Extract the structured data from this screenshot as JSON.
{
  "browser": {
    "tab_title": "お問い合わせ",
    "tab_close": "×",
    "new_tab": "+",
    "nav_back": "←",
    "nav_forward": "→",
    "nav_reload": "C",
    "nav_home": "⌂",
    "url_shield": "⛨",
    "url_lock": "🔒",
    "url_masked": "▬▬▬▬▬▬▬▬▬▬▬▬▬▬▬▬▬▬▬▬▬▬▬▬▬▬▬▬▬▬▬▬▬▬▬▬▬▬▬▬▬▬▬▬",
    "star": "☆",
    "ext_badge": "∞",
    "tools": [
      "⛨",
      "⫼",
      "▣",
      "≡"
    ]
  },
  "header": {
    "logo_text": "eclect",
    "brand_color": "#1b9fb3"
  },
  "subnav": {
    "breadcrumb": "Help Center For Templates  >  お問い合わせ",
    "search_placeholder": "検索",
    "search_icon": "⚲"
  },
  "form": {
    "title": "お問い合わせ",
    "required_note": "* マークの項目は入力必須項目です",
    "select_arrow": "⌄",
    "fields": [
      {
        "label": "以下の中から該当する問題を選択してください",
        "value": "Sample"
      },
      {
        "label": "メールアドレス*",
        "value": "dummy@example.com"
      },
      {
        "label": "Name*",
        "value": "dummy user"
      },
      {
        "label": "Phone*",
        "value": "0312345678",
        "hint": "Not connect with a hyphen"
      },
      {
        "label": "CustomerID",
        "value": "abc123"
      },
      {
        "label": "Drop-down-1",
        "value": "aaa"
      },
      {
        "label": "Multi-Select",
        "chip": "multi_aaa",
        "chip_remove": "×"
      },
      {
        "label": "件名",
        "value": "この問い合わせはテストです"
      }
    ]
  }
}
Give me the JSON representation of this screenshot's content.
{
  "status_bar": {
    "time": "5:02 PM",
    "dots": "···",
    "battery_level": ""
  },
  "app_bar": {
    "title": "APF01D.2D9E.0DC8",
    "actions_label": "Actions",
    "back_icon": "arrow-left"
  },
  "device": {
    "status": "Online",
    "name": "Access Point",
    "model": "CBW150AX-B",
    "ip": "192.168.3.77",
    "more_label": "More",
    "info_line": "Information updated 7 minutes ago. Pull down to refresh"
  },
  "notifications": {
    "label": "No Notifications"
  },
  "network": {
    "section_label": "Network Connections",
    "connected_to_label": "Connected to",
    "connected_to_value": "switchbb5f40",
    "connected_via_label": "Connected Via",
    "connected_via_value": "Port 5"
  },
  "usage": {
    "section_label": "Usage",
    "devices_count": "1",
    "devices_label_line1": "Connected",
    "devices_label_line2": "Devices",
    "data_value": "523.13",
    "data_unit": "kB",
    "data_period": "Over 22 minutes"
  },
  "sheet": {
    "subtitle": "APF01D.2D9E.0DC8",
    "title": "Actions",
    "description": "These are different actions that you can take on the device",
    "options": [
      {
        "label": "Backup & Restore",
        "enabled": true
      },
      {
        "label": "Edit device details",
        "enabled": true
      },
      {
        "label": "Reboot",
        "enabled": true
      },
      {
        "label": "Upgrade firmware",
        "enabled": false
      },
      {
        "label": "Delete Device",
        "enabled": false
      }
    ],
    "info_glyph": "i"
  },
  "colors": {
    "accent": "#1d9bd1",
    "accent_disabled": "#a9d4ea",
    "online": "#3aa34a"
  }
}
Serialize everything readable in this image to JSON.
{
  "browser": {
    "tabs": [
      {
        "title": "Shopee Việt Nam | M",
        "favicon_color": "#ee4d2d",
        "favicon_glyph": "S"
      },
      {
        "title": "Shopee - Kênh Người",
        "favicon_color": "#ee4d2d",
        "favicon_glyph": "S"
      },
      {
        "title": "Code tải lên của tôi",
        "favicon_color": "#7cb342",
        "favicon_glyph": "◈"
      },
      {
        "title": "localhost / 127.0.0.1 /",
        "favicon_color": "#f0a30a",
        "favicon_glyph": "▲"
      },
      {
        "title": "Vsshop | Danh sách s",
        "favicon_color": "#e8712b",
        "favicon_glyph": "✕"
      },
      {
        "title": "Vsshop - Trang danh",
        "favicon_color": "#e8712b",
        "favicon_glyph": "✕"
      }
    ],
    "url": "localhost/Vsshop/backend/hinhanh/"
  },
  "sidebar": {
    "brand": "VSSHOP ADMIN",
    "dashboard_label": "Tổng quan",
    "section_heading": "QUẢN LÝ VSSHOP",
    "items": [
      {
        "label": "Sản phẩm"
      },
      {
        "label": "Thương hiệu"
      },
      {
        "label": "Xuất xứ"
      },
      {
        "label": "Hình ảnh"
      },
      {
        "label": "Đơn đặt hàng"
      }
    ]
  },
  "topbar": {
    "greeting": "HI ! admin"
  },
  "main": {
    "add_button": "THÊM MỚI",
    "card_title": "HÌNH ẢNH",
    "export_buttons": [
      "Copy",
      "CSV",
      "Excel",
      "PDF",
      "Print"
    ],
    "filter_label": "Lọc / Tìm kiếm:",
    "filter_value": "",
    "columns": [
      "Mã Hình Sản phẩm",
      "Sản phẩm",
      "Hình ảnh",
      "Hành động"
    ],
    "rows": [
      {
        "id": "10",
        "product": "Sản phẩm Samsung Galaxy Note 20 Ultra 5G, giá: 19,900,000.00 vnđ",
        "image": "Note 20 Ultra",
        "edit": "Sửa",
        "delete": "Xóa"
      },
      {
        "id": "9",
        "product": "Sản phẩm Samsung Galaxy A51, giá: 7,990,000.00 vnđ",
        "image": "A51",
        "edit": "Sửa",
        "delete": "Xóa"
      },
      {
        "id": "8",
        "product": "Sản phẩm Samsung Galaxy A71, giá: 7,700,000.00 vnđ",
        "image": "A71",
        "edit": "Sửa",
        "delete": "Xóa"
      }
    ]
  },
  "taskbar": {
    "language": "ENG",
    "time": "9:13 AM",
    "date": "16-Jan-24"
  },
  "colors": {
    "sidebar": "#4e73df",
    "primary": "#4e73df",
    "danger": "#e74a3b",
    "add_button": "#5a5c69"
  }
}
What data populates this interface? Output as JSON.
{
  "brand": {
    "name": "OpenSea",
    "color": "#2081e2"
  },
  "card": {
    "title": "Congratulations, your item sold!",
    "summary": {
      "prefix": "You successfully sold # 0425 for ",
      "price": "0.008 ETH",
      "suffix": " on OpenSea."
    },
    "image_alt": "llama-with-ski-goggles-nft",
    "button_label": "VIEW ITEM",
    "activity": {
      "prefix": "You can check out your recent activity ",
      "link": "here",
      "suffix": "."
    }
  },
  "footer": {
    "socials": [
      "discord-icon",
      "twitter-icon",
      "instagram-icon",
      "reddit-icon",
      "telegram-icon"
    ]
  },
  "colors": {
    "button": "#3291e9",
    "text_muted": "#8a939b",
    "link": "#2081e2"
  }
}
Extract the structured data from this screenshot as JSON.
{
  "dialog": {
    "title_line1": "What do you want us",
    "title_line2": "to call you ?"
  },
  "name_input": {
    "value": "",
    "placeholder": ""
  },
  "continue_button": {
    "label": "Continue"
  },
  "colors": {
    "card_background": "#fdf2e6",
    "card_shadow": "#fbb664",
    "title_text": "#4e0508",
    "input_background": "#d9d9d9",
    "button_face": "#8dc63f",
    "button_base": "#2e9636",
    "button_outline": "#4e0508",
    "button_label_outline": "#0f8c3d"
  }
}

--- Exercise description ---
Return each full line of the entries that contains the word "down".

--- Expected answer ---
        "label": "Drop-down-1",
    "info_line": "Information updated 7 minutes ago. Pull down to refresh"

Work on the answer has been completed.